Dataset ▸

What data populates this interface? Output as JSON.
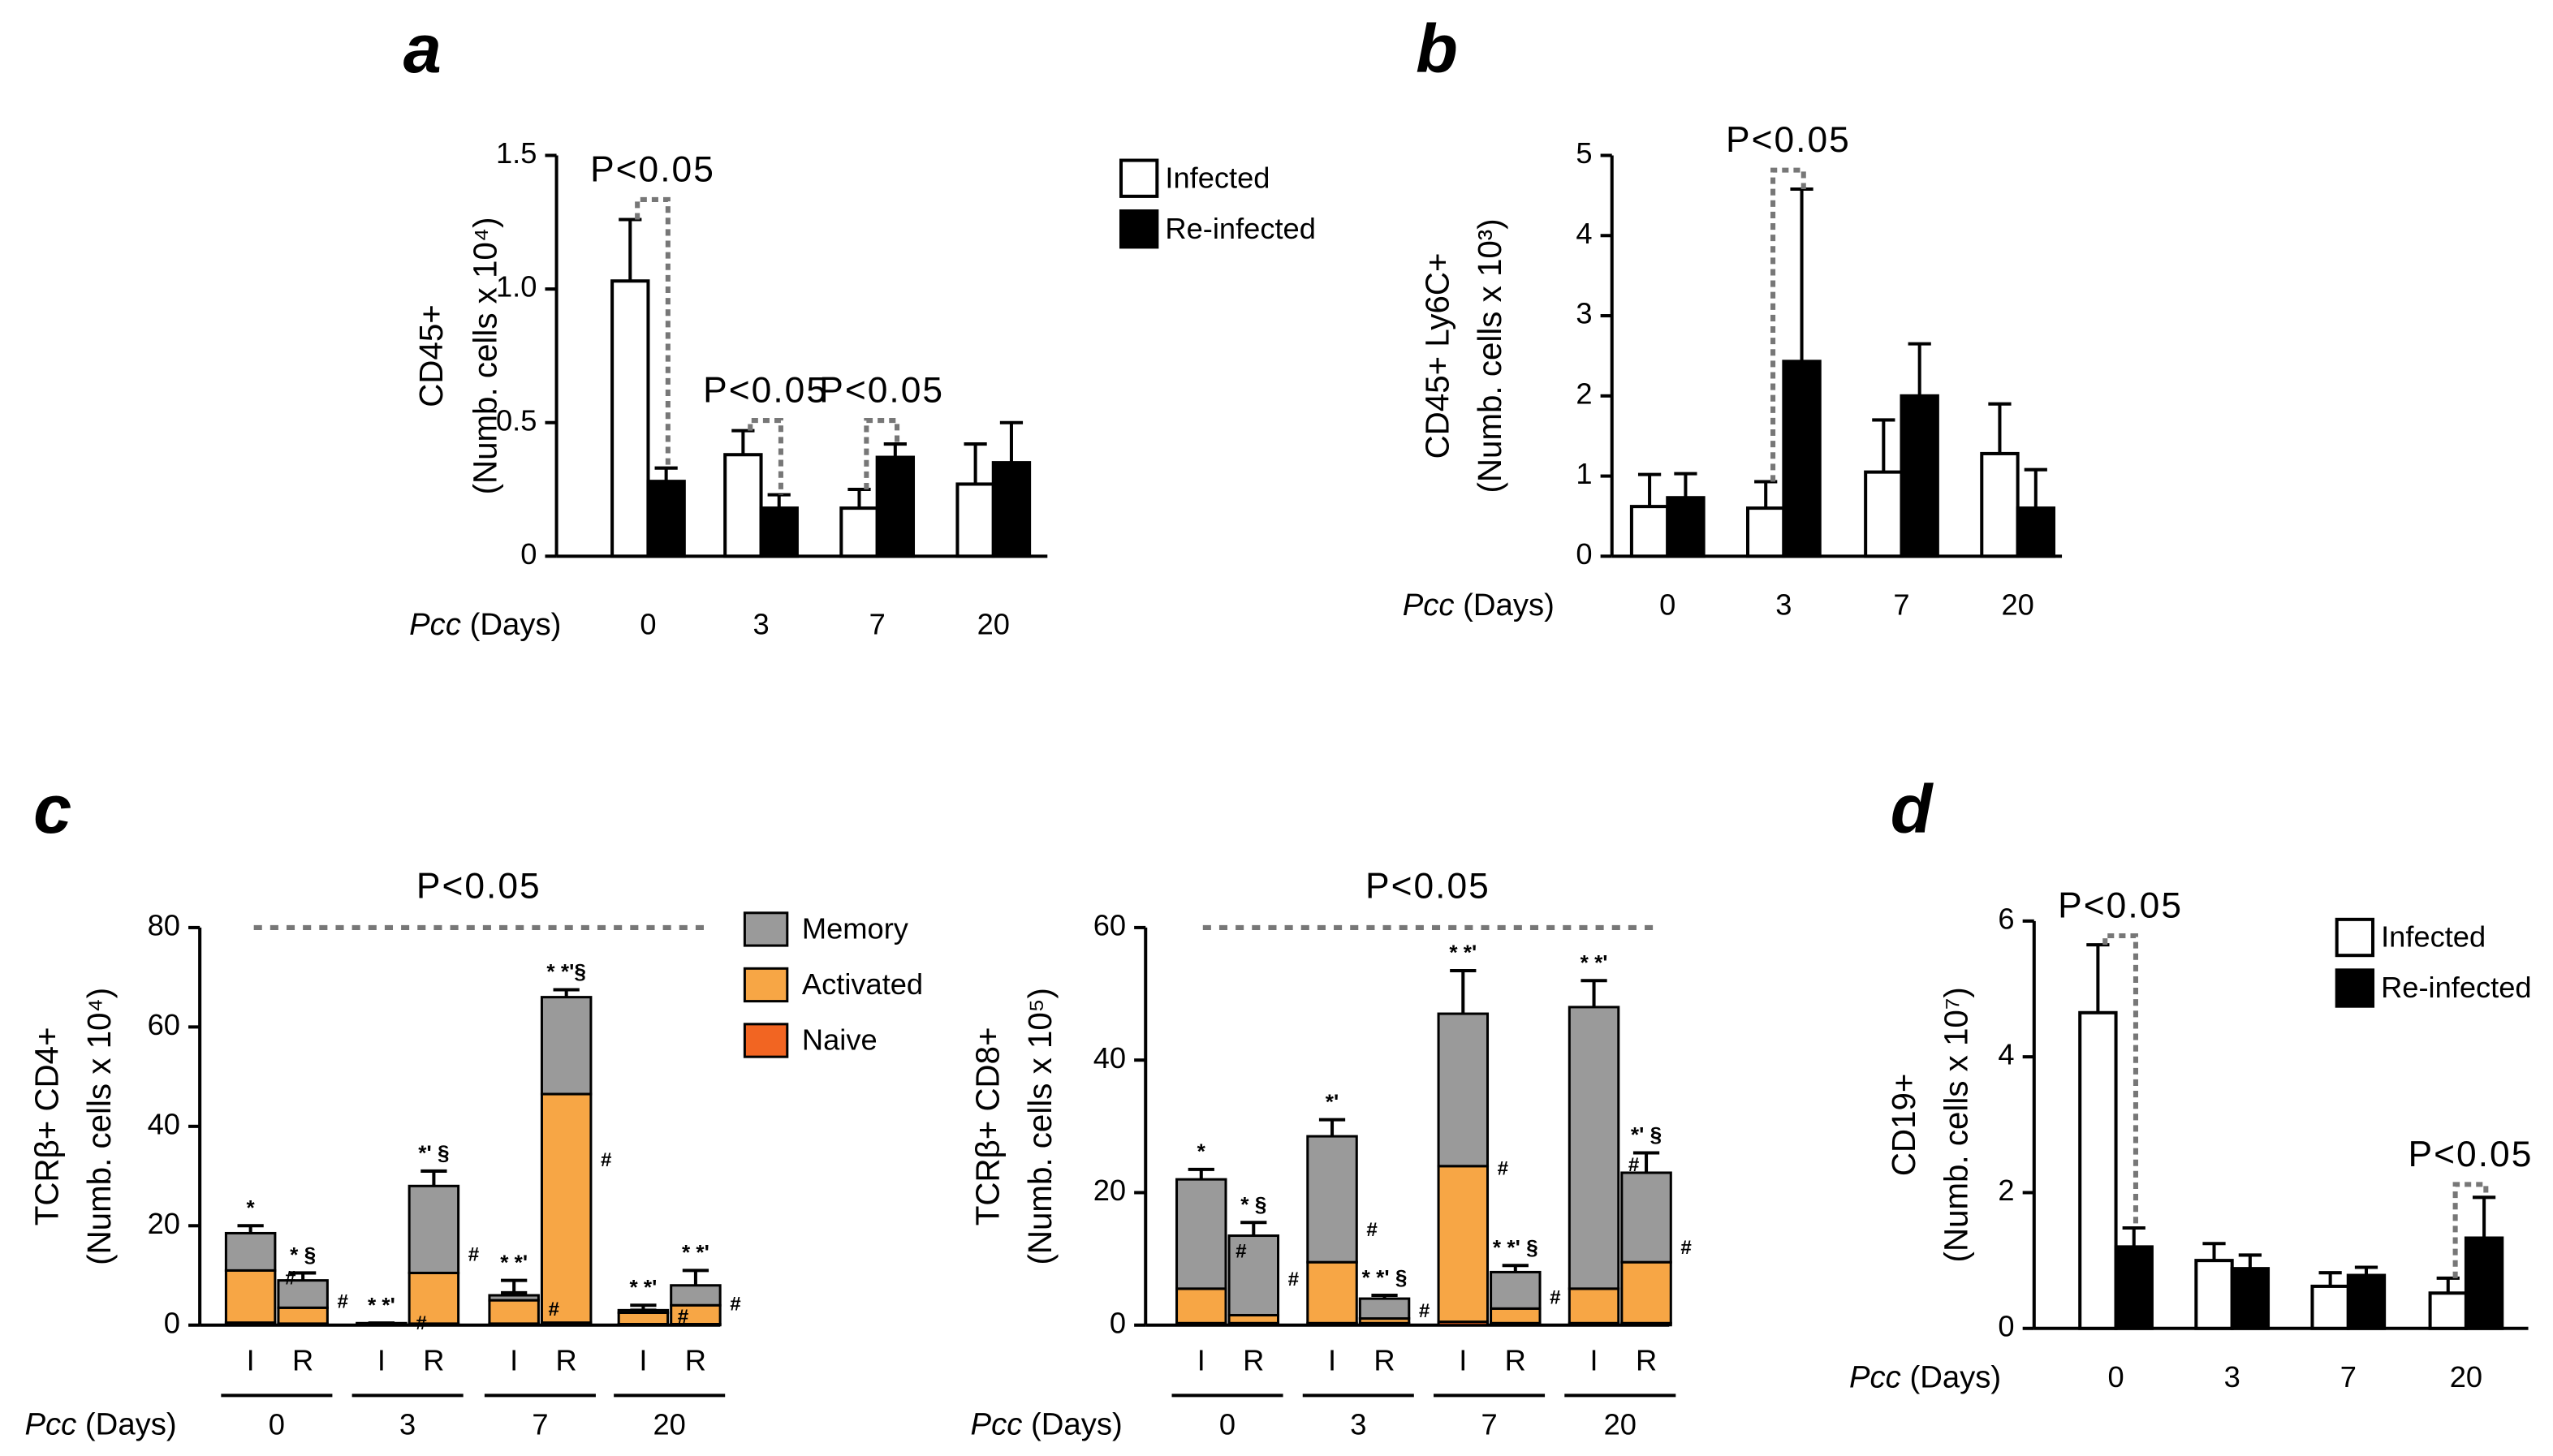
{
  "chart_data": [
    {
      "type": "bar",
      "panel": "a",
      "y_label": [
        "CD45+",
        "(Numb. cells x 10⁴)"
      ],
      "x_label": {
        "italic": "Pcc",
        "text": "(Days)"
      },
      "categories": [
        "0",
        "3",
        "7",
        "20"
      ],
      "series": [
        {
          "name": "Infected",
          "color": "#ffffff",
          "values": [
            1.03,
            0.38,
            0.18,
            0.27
          ],
          "errors": [
            0.23,
            0.09,
            0.07,
            0.15
          ]
        },
        {
          "name": "Re-infected",
          "color": "#000000",
          "values": [
            0.28,
            0.18,
            0.37,
            0.35
          ],
          "errors": [
            0.05,
            0.05,
            0.05,
            0.15
          ]
        }
      ],
      "ylim": [
        0,
        1.5
      ],
      "yticks": [
        0,
        0.5,
        {
          "value": 1,
          "label": "1.0"
        },
        1.5
      ],
      "legend": "upper right",
      "annotations": [
        "P<0.05",
        "P<0.05",
        "P<0.05"
      ]
    },
    {
      "type": "bar",
      "panel": "b",
      "y_label": [
        "CD45+ Ly6C+",
        "(Numb. cells x 10³)"
      ],
      "x_label": {
        "italic": "Pcc",
        "text": "(Days)"
      },
      "categories": [
        "0",
        "3",
        "7",
        "20"
      ],
      "series": [
        {
          "color": "#ffffff",
          "values": [
            0.62,
            0.6,
            1.05,
            1.28
          ],
          "errors": [
            0.4,
            0.33,
            0.65,
            0.62
          ]
        },
        {
          "color": "#000000",
          "values": [
            0.73,
            2.43,
            2.0,
            0.6
          ],
          "errors": [
            0.3,
            2.15,
            0.65,
            0.48
          ]
        }
      ],
      "ylim": [
        0,
        5
      ],
      "yticks": [
        0,
        1,
        2,
        3,
        4,
        5
      ],
      "annotations": [
        "P<0.05"
      ]
    },
    {
      "type": "stacked_bar",
      "panel": "c",
      "y_label": [
        "TCRβ+ CD4+",
        "(Numb. cells x 10⁴)"
      ],
      "x_label": {
        "italic": "Pcc",
        "text": "(Days)"
      },
      "categories": [
        "I",
        "R",
        "I",
        "R",
        "I",
        "R",
        "I",
        "R"
      ],
      "groups": [
        "0",
        "3",
        "7",
        "20"
      ],
      "series": [
        {
          "name": "Memory",
          "color": "#9a9a9a",
          "values": [
            7.5,
            5.5,
            0,
            17.5,
            1,
            19.5,
            0.5,
            4
          ],
          "errors": [
            1.5,
            1.5,
            0,
            3,
            3,
            1.5,
            1,
            3
          ]
        },
        {
          "name": "Activated",
          "color": "#f7a645",
          "values": [
            10.5,
            3.2,
            0.2,
            10.2,
            4.7,
            46,
            2.3,
            3.8
          ],
          "errors": [
            2,
            1,
            0,
            2,
            1.5,
            3.5,
            0.5,
            1
          ]
        },
        {
          "name": "Naive",
          "color": "#f26522",
          "values": [
            0.5,
            0.3,
            0.2,
            0.3,
            0.3,
            0.5,
            0.2,
            0.2
          ]
        }
      ],
      "bar_labels": [
        "*",
        "* §",
        "* *'",
        "*' §",
        "* *'",
        "* *'§",
        "* *'",
        "* *'"
      ],
      "side_labels": [
        "#",
        "#",
        "#",
        "#",
        "#",
        "#",
        "#",
        "#"
      ],
      "ylim": [
        0,
        80
      ],
      "yticks": [
        0,
        20,
        40,
        60,
        80
      ],
      "legend": "upper right",
      "annotations": [
        "P<0.05"
      ]
    },
    {
      "type": "stacked_bar",
      "y_label": [
        "TCRβ+ CD8+",
        "(Numb. cells x 10⁵)"
      ],
      "x_label": {
        "italic": "Pcc",
        "text": "(Days)"
      },
      "categories": [
        "I",
        "R",
        "I",
        "R",
        "I",
        "R",
        "I",
        "R"
      ],
      "groups": [
        "0",
        "3",
        "7",
        "20"
      ],
      "series": [
        {
          "color": "#9a9a9a",
          "values": [
            16.5,
            12,
            19,
            3,
            23,
            5.5,
            42.5,
            13.5
          ],
          "errors": [
            1.5,
            2,
            2.5,
            0.5,
            6.5,
            1,
            4,
            3
          ]
        },
        {
          "color": "#f7a645",
          "values": [
            5.2,
            1.2,
            9.2,
            0.7,
            23.5,
            2.2,
            5.2,
            9.2
          ],
          "errors": [
            1,
            0.5,
            1,
            0.5,
            3.5,
            0.5,
            0.5,
            2
          ]
        },
        {
          "color": "#f26522",
          "values": [
            0.3,
            0.3,
            0.3,
            0.3,
            0.5,
            0.3,
            0.3,
            0.3
          ]
        }
      ],
      "bar_labels": [
        "*",
        "* §",
        "*'",
        "* *' §",
        "* *'",
        "* *' §",
        "* *'",
        "*' §"
      ],
      "side_labels": [
        "#",
        "#",
        "#",
        "#",
        "#",
        "#",
        "#",
        "#"
      ],
      "ylim": [
        0,
        60
      ],
      "yticks": [
        0,
        20,
        40,
        60
      ],
      "annotations": [
        "P<0.05"
      ]
    },
    {
      "type": "bar",
      "panel": "d",
      "y_label": [
        "CD19+",
        "(Numb. cells x 10⁷)"
      ],
      "x_label": {
        "italic": "Pcc",
        "text": "(Days)"
      },
      "categories": [
        "0",
        "3",
        "7",
        "20"
      ],
      "series": [
        {
          "name": "Infected",
          "color": "#ffffff",
          "values": [
            4.65,
            1.0,
            0.62,
            0.52
          ],
          "errors": [
            1.0,
            0.25,
            0.2,
            0.22
          ]
        },
        {
          "name": "Re-infected",
          "color": "#000000",
          "values": [
            1.2,
            0.88,
            0.78,
            1.33
          ],
          "errors": [
            0.28,
            0.2,
            0.12,
            0.6
          ]
        }
      ],
      "ylim": [
        0,
        6
      ],
      "yticks": [
        0,
        2,
        4,
        6
      ],
      "legend": "upper right",
      "annotations": [
        "P<0.05",
        "P<0.05"
      ]
    }
  ]
}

Directions ▸
Return all the records exactly. Skip the pictures.

Answer to the exercise ▸
What data populates this interface? Output as JSON.
{
  "chart_data": [
    {
      "type": "bar",
      "panel": "a",
      "y_label": [
        "CD45+",
        "(Numb. cells x 10⁴)"
      ],
      "x_label": {
        "italic": "Pcc",
        "text": "(Days)"
      },
      "categories": [
        "0",
        "3",
        "7",
        "20"
      ],
      "series": [
        {
          "name": "Infected",
          "color": "#ffffff",
          "values": [
            1.03,
            0.38,
            0.18,
            0.27
          ],
          "errors": [
            0.23,
            0.09,
            0.07,
            0.15
          ]
        },
        {
          "name": "Re-infected",
          "color": "#000000",
          "values": [
            0.28,
            0.18,
            0.37,
            0.35
          ],
          "errors": [
            0.05,
            0.05,
            0.05,
            0.15
          ]
        }
      ],
      "ylim": [
        0,
        1.5
      ],
      "yticks": [
        0,
        0.5,
        {
          "value": 1,
          "label": "1.0"
        },
        1.5
      ],
      "legend": "upper right",
      "annotations": [
        "P<0.05",
        "P<0.05",
        "P<0.05"
      ]
    },
    {
      "type": "bar",
      "panel": "b",
      "y_label": [
        "CD45+ Ly6C+",
        "(Numb. cells x 10³)"
      ],
      "x_label": {
        "italic": "Pcc",
        "text": "(Days)"
      },
      "categories": [
        "0",
        "3",
        "7",
        "20"
      ],
      "series": [
        {
          "color": "#ffffff",
          "values": [
            0.62,
            0.6,
            1.05,
            1.28
          ],
          "errors": [
            0.4,
            0.33,
            0.65,
            0.62
          ]
        },
        {
          "color": "#000000",
          "values": [
            0.73,
            2.43,
            2.0,
            0.6
          ],
          "errors": [
            0.3,
            2.15,
            0.65,
            0.48
          ]
        }
      ],
      "ylim": [
        0,
        5
      ],
      "yticks": [
        0,
        1,
        2,
        3,
        4,
        5
      ],
      "annotations": [
        "P<0.05"
      ]
    },
    {
      "type": "stacked_bar",
      "panel": "c",
      "y_label": [
        "TCRβ+ CD4+",
        "(Numb. cells x 10⁴)"
      ],
      "x_label": {
        "italic": "Pcc",
        "text": "(Days)"
      },
      "categories": [
        "I",
        "R",
        "I",
        "R",
        "I",
        "R",
        "I",
        "R"
      ],
      "groups": [
        "0",
        "3",
        "7",
        "20"
      ],
      "series": [
        {
          "name": "Memory",
          "color": "#9a9a9a",
          "values": [
            7.5,
            5.5,
            0,
            17.5,
            1,
            19.5,
            0.5,
            4
          ],
          "errors": [
            1.5,
            1.5,
            0,
            3,
            3,
            1.5,
            1,
            3
          ]
        },
        {
          "name": "Activated",
          "color": "#f7a645",
          "values": [
            10.5,
            3.2,
            0.2,
            10.2,
            4.7,
            46,
            2.3,
            3.8
          ],
          "errors": [
            2,
            1,
            0,
            2,
            1.5,
            3.5,
            0.5,
            1
          ]
        },
        {
          "name": "Naive",
          "color": "#f26522",
          "values": [
            0.5,
            0.3,
            0.2,
            0.3,
            0.3,
            0.5,
            0.2,
            0.2
          ]
        }
      ],
      "bar_labels": [
        "*",
        "* §",
        "* *'",
        "*' §",
        "* *'",
        "* *'§",
        "* *'",
        "* *'"
      ],
      "side_labels": [
        "#",
        "#",
        "#",
        "#",
        "#",
        "#",
        "#",
        "#"
      ],
      "ylim": [
        0,
        80
      ],
      "yticks": [
        0,
        20,
        40,
        60,
        80
      ],
      "legend": "upper right",
      "annotations": [
        "P<0.05"
      ]
    },
    {
      "type": "stacked_bar",
      "y_label": [
        "TCRβ+ CD8+",
        "(Numb. cells x 10⁵)"
      ],
      "x_label": {
        "italic": "Pcc",
        "text": "(Days)"
      },
      "categories": [
        "I",
        "R",
        "I",
        "R",
        "I",
        "R",
        "I",
        "R"
      ],
      "groups": [
        "0",
        "3",
        "7",
        "20"
      ],
      "series": [
        {
          "color": "#9a9a9a",
          "values": [
            16.5,
            12,
            19,
            3,
            23,
            5.5,
            42.5,
            13.5
          ],
          "errors": [
            1.5,
            2,
            2.5,
            0.5,
            6.5,
            1,
            4,
            3
          ]
        },
        {
          "color": "#f7a645",
          "values": [
            5.2,
            1.2,
            9.2,
            0.7,
            23.5,
            2.2,
            5.2,
            9.2
          ],
          "errors": [
            1,
            0.5,
            1,
            0.5,
            3.5,
            0.5,
            0.5,
            2
          ]
        },
        {
          "color": "#f26522",
          "values": [
            0.3,
            0.3,
            0.3,
            0.3,
            0.5,
            0.3,
            0.3,
            0.3
          ]
        }
      ],
      "bar_labels": [
        "*",
        "* §",
        "*'",
        "* *' §",
        "* *'",
        "* *' §",
        "* *'",
        "*' §"
      ],
      "side_labels": [
        "#",
        "#",
        "#",
        "#",
        "#",
        "#",
        "#",
        "#"
      ],
      "ylim": [
        0,
        60
      ],
      "yticks": [
        0,
        20,
        40,
        60
      ],
      "annotations": [
        "P<0.05"
      ]
    },
    {
      "type": "bar",
      "panel": "d",
      "y_label": [
        "CD19+",
        "(Numb. cells x 10⁷)"
      ],
      "x_label": {
        "italic": "Pcc",
        "text": "(Days)"
      },
      "categories": [
        "0",
        "3",
        "7",
        "20"
      ],
      "series": [
        {
          "name": "Infected",
          "color": "#ffffff",
          "values": [
            4.65,
            1.0,
            0.62,
            0.52
          ],
          "errors": [
            1.0,
            0.25,
            0.2,
            0.22
          ]
        },
        {
          "name": "Re-infected",
          "color": "#000000",
          "values": [
            1.2,
            0.88,
            0.78,
            1.33
          ],
          "errors": [
            0.28,
            0.2,
            0.12,
            0.6
          ]
        }
      ],
      "ylim": [
        0,
        6
      ],
      "yticks": [
        0,
        2,
        4,
        6
      ],
      "legend": "upper right",
      "annotations": [
        "P<0.05",
        "P<0.05"
      ]
    }
  ]
}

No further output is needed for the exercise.